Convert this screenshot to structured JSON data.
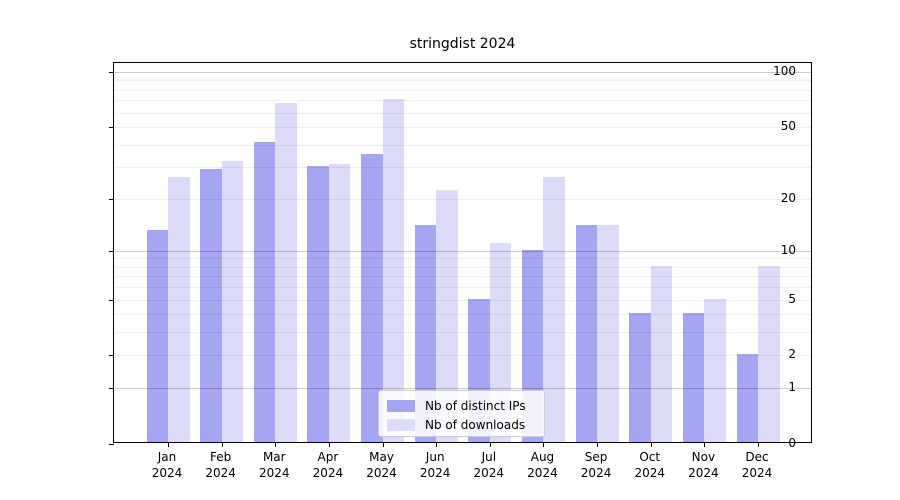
{
  "title": "stringdist 2024",
  "legend": {
    "items": [
      {
        "label": "Nb of distinct IPs",
        "color": "#a5a5f1"
      },
      {
        "label": "Nb of downloads",
        "color": "#dcdcf9"
      }
    ]
  },
  "chart_data": {
    "type": "bar",
    "title": "stringdist 2024",
    "scale": "log1p",
    "categories": [
      "Jan",
      "Feb",
      "Mar",
      "Apr",
      "May",
      "Jun",
      "Jul",
      "Aug",
      "Sep",
      "Oct",
      "Nov",
      "Dec"
    ],
    "year_label": "2024",
    "series": [
      {
        "name": "Nb of distinct IPs",
        "color": "#a5a5f1",
        "values": [
          13,
          29,
          41,
          30,
          35,
          14,
          5,
          10,
          14,
          4,
          4,
          2
        ]
      },
      {
        "name": "Nb of downloads",
        "color": "#dcdcf9",
        "values": [
          26,
          32,
          67,
          31,
          70,
          22,
          11,
          26,
          14,
          8,
          5,
          8
        ]
      }
    ],
    "yticks": [
      0,
      1,
      2,
      5,
      10,
      20,
      50,
      100
    ],
    "major_gridlines": [
      1,
      10,
      100
    ],
    "minor_gridlines": [
      2,
      3,
      4,
      5,
      6,
      7,
      8,
      9,
      20,
      30,
      40,
      50,
      60,
      70,
      80,
      90
    ],
    "ylim": [
      0,
      113
    ],
    "grid": "horizontal",
    "legend_position": "lower-center",
    "xlabel": "",
    "ylabel": ""
  }
}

=====

_PROMPT_
Transcribe the records word for word and include no pictures.

_WRITTEN ANSWER_
Convert this screenshot to structured JSON data.
{
  "title": "stringdist 2024",
  "legend": {
    "items": [
      {
        "label": "Nb of distinct IPs",
        "color": "#a5a5f1"
      },
      {
        "label": "Nb of downloads",
        "color": "#dcdcf9"
      }
    ]
  },
  "chart_data": {
    "type": "bar",
    "title": "stringdist 2024",
    "scale": "log1p",
    "categories": [
      "Jan",
      "Feb",
      "Mar",
      "Apr",
      "May",
      "Jun",
      "Jul",
      "Aug",
      "Sep",
      "Oct",
      "Nov",
      "Dec"
    ],
    "year_label": "2024",
    "series": [
      {
        "name": "Nb of distinct IPs",
        "color": "#a5a5f1",
        "values": [
          13,
          29,
          41,
          30,
          35,
          14,
          5,
          10,
          14,
          4,
          4,
          2
        ]
      },
      {
        "name": "Nb of downloads",
        "color": "#dcdcf9",
        "values": [
          26,
          32,
          67,
          31,
          70,
          22,
          11,
          26,
          14,
          8,
          5,
          8
        ]
      }
    ],
    "yticks": [
      0,
      1,
      2,
      5,
      10,
      20,
      50,
      100
    ],
    "major_gridlines": [
      1,
      10,
      100
    ],
    "minor_gridlines": [
      2,
      3,
      4,
      5,
      6,
      7,
      8,
      9,
      20,
      30,
      40,
      50,
      60,
      70,
      80,
      90
    ],
    "ylim": [
      0,
      113
    ],
    "grid": "horizontal",
    "legend_position": "lower-center",
    "xlabel": "",
    "ylabel": ""
  }
}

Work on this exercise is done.